REQUEST ▸ Among these lines, how many include "manifest"? Answer only with the number.

(Entries taken from a collection)
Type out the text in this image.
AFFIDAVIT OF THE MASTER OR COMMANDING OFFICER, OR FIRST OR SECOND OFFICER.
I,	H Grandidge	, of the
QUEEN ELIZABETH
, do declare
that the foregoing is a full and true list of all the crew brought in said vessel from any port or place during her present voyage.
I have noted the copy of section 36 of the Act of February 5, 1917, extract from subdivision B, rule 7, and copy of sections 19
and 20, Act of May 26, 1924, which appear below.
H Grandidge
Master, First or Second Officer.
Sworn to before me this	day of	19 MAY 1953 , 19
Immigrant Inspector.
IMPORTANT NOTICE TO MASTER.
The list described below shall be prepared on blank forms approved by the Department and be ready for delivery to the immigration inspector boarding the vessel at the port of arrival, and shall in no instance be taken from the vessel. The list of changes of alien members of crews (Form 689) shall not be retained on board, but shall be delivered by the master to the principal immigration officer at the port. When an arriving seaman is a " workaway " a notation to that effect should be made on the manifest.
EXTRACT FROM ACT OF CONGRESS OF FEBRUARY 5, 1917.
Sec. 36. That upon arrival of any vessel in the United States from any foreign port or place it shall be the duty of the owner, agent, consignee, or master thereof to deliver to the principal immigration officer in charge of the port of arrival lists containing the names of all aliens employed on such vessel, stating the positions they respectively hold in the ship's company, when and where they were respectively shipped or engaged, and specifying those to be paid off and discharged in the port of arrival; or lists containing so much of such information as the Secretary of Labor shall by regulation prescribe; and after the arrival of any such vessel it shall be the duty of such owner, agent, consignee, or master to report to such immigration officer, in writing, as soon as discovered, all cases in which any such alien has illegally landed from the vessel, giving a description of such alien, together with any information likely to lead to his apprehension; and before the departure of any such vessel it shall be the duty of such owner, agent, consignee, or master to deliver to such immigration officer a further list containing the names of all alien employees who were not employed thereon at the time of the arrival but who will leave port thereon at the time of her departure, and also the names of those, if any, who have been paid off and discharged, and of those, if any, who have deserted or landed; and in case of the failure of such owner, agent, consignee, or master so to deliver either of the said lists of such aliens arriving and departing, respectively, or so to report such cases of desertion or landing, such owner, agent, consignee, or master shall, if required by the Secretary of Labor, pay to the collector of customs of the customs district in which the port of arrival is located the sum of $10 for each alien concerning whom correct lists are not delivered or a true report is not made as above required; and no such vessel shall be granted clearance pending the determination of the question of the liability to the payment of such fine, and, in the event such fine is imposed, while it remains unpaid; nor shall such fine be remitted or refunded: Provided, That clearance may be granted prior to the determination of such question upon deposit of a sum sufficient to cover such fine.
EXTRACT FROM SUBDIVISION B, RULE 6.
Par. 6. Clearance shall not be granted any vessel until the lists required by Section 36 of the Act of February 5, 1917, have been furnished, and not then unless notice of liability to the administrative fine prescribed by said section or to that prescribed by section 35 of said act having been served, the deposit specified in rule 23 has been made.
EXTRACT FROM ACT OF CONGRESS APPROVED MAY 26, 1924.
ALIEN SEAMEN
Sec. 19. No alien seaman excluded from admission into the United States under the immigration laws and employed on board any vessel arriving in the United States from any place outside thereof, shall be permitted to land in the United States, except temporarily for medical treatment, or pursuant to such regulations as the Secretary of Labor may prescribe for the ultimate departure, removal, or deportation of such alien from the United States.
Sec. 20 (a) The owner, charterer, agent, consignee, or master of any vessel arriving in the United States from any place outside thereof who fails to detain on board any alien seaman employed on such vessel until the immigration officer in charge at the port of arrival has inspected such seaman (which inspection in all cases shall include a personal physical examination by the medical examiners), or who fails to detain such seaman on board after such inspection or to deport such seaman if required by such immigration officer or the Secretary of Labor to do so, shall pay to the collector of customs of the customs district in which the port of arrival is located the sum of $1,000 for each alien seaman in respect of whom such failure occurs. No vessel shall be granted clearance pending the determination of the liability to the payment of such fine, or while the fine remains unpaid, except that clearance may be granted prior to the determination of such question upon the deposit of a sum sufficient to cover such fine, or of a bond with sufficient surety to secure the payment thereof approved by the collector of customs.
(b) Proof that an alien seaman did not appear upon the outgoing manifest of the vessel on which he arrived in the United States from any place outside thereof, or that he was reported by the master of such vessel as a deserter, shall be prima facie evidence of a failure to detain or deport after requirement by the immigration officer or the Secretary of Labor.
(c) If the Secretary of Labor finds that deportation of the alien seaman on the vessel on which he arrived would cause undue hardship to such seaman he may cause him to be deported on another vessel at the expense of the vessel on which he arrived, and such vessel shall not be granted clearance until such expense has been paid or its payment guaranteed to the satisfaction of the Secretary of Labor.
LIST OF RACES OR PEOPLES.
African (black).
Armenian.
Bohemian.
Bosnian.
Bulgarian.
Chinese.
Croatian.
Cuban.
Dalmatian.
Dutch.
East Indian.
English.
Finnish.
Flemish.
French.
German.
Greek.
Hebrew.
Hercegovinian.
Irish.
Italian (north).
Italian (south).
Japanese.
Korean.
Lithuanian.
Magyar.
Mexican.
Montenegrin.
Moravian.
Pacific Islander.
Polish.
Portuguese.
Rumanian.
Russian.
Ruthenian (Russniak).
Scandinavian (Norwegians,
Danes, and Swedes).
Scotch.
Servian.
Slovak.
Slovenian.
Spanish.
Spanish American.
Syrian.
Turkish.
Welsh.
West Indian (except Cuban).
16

WRITTEN RESPONSE ▸ 2